• **Exercise aim**: Extract the entries in their exact form.
[START OF Given data]
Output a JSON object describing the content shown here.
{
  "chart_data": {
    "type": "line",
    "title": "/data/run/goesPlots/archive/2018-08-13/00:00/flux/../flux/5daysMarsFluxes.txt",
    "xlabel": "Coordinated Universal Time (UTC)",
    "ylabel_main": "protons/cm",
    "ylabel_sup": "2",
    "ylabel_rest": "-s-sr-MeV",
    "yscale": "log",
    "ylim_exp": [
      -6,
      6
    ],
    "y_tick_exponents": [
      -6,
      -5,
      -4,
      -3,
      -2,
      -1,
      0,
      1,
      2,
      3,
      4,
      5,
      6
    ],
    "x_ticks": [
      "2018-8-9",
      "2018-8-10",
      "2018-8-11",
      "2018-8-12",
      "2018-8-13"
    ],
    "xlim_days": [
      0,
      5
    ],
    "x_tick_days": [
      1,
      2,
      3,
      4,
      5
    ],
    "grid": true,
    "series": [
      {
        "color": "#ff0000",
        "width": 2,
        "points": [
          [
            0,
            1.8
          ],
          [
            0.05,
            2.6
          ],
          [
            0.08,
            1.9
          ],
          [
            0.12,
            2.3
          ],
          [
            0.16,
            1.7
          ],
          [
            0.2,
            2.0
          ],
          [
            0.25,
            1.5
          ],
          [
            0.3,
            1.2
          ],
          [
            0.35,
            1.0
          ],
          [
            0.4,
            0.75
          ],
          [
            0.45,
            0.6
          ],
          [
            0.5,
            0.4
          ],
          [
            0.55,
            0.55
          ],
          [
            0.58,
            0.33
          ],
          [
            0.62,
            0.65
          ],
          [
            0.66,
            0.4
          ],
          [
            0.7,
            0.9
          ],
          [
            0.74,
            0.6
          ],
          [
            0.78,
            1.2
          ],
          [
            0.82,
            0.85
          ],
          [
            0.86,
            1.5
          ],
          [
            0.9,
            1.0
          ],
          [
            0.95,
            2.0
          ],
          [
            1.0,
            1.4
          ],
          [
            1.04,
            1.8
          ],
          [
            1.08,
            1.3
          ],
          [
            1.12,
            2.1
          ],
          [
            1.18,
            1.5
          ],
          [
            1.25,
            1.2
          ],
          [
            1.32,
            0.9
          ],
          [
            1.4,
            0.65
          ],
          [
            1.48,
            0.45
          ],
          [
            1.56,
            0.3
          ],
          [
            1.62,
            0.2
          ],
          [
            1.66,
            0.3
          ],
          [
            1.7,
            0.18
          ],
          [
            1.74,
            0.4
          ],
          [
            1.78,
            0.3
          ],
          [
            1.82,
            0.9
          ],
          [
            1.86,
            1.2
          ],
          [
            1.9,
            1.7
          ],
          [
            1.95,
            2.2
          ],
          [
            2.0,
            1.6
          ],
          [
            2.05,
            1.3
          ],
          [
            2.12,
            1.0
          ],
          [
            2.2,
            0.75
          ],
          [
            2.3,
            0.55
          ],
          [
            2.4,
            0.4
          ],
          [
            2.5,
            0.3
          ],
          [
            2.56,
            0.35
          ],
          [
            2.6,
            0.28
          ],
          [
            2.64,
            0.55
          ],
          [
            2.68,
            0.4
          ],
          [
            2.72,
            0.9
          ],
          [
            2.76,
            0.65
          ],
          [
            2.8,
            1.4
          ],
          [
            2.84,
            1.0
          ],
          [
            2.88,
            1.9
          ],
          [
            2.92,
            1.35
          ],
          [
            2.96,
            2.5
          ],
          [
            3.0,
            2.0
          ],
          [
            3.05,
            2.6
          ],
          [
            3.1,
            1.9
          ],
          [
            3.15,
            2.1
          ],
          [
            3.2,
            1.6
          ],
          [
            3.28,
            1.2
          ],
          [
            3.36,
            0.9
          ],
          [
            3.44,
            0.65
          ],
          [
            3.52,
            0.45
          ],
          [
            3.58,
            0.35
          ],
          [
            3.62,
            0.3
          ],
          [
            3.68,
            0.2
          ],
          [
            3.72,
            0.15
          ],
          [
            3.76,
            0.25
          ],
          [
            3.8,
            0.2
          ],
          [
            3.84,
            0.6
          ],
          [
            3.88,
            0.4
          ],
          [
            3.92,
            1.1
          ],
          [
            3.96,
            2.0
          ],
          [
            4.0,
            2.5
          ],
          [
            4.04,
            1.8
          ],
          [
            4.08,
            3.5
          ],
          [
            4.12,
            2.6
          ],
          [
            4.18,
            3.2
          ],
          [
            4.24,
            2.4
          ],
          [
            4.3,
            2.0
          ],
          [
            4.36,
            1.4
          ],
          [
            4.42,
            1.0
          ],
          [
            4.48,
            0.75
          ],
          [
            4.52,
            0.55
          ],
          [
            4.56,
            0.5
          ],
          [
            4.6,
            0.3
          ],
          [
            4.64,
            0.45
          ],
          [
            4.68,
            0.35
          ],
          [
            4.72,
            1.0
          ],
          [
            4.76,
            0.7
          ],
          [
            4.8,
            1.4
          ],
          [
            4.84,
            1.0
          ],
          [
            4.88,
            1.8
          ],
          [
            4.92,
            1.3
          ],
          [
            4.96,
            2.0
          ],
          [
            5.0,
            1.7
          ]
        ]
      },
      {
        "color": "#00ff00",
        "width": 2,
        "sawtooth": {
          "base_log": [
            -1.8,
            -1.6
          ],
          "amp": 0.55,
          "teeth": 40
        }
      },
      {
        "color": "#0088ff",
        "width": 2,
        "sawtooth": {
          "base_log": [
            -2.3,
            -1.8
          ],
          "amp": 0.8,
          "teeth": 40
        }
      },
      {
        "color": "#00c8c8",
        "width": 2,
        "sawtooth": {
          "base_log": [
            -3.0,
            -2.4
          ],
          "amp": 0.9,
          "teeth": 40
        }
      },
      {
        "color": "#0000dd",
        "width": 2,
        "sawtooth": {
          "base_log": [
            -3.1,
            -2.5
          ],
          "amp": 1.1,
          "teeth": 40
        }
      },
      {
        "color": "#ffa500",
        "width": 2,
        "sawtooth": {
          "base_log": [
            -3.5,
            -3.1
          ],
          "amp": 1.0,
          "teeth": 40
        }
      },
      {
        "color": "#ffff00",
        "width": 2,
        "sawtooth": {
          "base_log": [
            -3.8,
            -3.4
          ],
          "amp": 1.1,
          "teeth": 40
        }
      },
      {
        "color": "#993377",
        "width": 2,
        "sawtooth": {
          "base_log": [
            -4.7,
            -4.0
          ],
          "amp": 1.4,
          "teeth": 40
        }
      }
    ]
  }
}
[END OF Given data]
• **Reply**:
Output a JSON object describing the content shown here.
{
  "chart_data": {
    "type": "line",
    "title": "/data/run/goesPlots/archive/2018-08-13/00:00/flux/../flux/5daysMarsFluxes.txt",
    "xlabel": "Coordinated Universal Time (UTC)",
    "ylabel_main": "protons/cm",
    "ylabel_sup": "2",
    "ylabel_rest": "-s-sr-MeV",
    "yscale": "log",
    "ylim_exp": [
      -6,
      6
    ],
    "y_tick_exponents": [
      -6,
      -5,
      -4,
      -3,
      -2,
      -1,
      0,
      1,
      2,
      3,
      4,
      5,
      6
    ],
    "x_ticks": [
      "2018-8-9",
      "2018-8-10",
      "2018-8-11",
      "2018-8-12",
      "2018-8-13"
    ],
    "xlim_days": [
      0,
      5
    ],
    "x_tick_days": [
      1,
      2,
      3,
      4,
      5
    ],
    "grid": true,
    "series": [
      {
        "color": "#ff0000",
        "width": 2,
        "points": [
          [
            0,
            1.8
          ],
          [
            0.05,
            2.6
          ],
          [
            0.08,
            1.9
          ],
          [
            0.12,
            2.3
          ],
          [
            0.16,
            1.7
          ],
          [
            0.2,
            2.0
          ],
          [
            0.25,
            1.5
          ],
          [
            0.3,
            1.2
          ],
          [
            0.35,
            1.0
          ],
          [
            0.4,
            0.75
          ],
          [
            0.45,
            0.6
          ],
          [
            0.5,
            0.4
          ],
          [
            0.55,
            0.55
          ],
          [
            0.58,
            0.33
          ],
          [
            0.62,
            0.65
          ],
          [
            0.66,
            0.4
          ],
          [
            0.7,
            0.9
          ],
          [
            0.74,
            0.6
          ],
          [
            0.78,
            1.2
          ],
          [
            0.82,
            0.85
          ],
          [
            0.86,
            1.5
          ],
          [
            0.9,
            1.0
          ],
          [
            0.95,
            2.0
          ],
          [
            1.0,
            1.4
          ],
          [
            1.04,
            1.8
          ],
          [
            1.08,
            1.3
          ],
          [
            1.12,
            2.1
          ],
          [
            1.18,
            1.5
          ],
          [
            1.25,
            1.2
          ],
          [
            1.32,
            0.9
          ],
          [
            1.4,
            0.65
          ],
          [
            1.48,
            0.45
          ],
          [
            1.56,
            0.3
          ],
          [
            1.62,
            0.2
          ],
          [
            1.66,
            0.3
          ],
          [
            1.7,
            0.18
          ],
          [
            1.74,
            0.4
          ],
          [
            1.78,
            0.3
          ],
          [
            1.82,
            0.9
          ],
          [
            1.86,
            1.2
          ],
          [
            1.9,
            1.7
          ],
          [
            1.95,
            2.2
          ],
          [
            2.0,
            1.6
          ],
          [
            2.05,
            1.3
          ],
          [
            2.12,
            1.0
          ],
          [
            2.2,
            0.75
          ],
          [
            2.3,
            0.55
          ],
          [
            2.4,
            0.4
          ],
          [
            2.5,
            0.3
          ],
          [
            2.56,
            0.35
          ],
          [
            2.6,
            0.28
          ],
          [
            2.64,
            0.55
          ],
          [
            2.68,
            0.4
          ],
          [
            2.72,
            0.9
          ],
          [
            2.76,
            0.65
          ],
          [
            2.8,
            1.4
          ],
          [
            2.84,
            1.0
          ],
          [
            2.88,
            1.9
          ],
          [
            2.92,
            1.35
          ],
          [
            2.96,
            2.5
          ],
          [
            3.0,
            2.0
          ],
          [
            3.05,
            2.6
          ],
          [
            3.1,
            1.9
          ],
          [
            3.15,
            2.1
          ],
          [
            3.2,
            1.6
          ],
          [
            3.28,
            1.2
          ],
          [
            3.36,
            0.9
          ],
          [
            3.44,
            0.65
          ],
          [
            3.52,
            0.45
          ],
          [
            3.58,
            0.35
          ],
          [
            3.62,
            0.3
          ],
          [
            3.68,
            0.2
          ],
          [
            3.72,
            0.15
          ],
          [
            3.76,
            0.25
          ],
          [
            3.8,
            0.2
          ],
          [
            3.84,
            0.6
          ],
          [
            3.88,
            0.4
          ],
          [
            3.92,
            1.1
          ],
          [
            3.96,
            2.0
          ],
          [
            4.0,
            2.5
          ],
          [
            4.04,
            1.8
          ],
          [
            4.08,
            3.5
          ],
          [
            4.12,
            2.6
          ],
          [
            4.18,
            3.2
          ],
          [
            4.24,
            2.4
          ],
          [
            4.3,
            2.0
          ],
          [
            4.36,
            1.4
          ],
          [
            4.42,
            1.0
          ],
          [
            4.48,
            0.75
          ],
          [
            4.52,
            0.55
          ],
          [
            4.56,
            0.5
          ],
          [
            4.6,
            0.3
          ],
          [
            4.64,
            0.45
          ],
          [
            4.68,
            0.35
          ],
          [
            4.72,
            1.0
          ],
          [
            4.76,
            0.7
          ],
          [
            4.8,
            1.4
          ],
          [
            4.84,
            1.0
          ],
          [
            4.88,
            1.8
          ],
          [
            4.92,
            1.3
          ],
          [
            4.96,
            2.0
          ],
          [
            5.0,
            1.7
          ]
        ]
      },
      {
        "color": "#00ff00",
        "width": 2,
        "sawtooth": {
          "base_log": [
            -1.8,
            -1.6
          ],
          "amp": 0.55,
          "teeth": 40
        }
      },
      {
        "color": "#0088ff",
        "width": 2,
        "sawtooth": {
          "base_log": [
            -2.3,
            -1.8
          ],
          "amp": 0.8,
          "teeth": 40
        }
      },
      {
        "color": "#00c8c8",
        "width": 2,
        "sawtooth": {
          "base_log": [
            -3.0,
            -2.4
          ],
          "amp": 0.9,
          "teeth": 40
        }
      },
      {
        "color": "#0000dd",
        "width": 2,
        "sawtooth": {
          "base_log": [
            -3.1,
            -2.5
          ],
          "amp": 1.1,
          "teeth": 40
        }
      },
      {
        "color": "#ffa500",
        "width": 2,
        "sawtooth": {
          "base_log": [
            -3.5,
            -3.1
          ],
          "amp": 1.0,
          "teeth": 40
        }
      },
      {
        "color": "#ffff00",
        "width": 2,
        "sawtooth": {
          "base_log": [
            -3.8,
            -3.4
          ],
          "amp": 1.1,
          "teeth": 40
        }
      },
      {
        "color": "#993377",
        "width": 2,
        "sawtooth": {
          "base_log": [
            -4.7,
            -4.0
          ],
          "amp": 1.4,
          "teeth": 40
        }
      }
    ]
  }
}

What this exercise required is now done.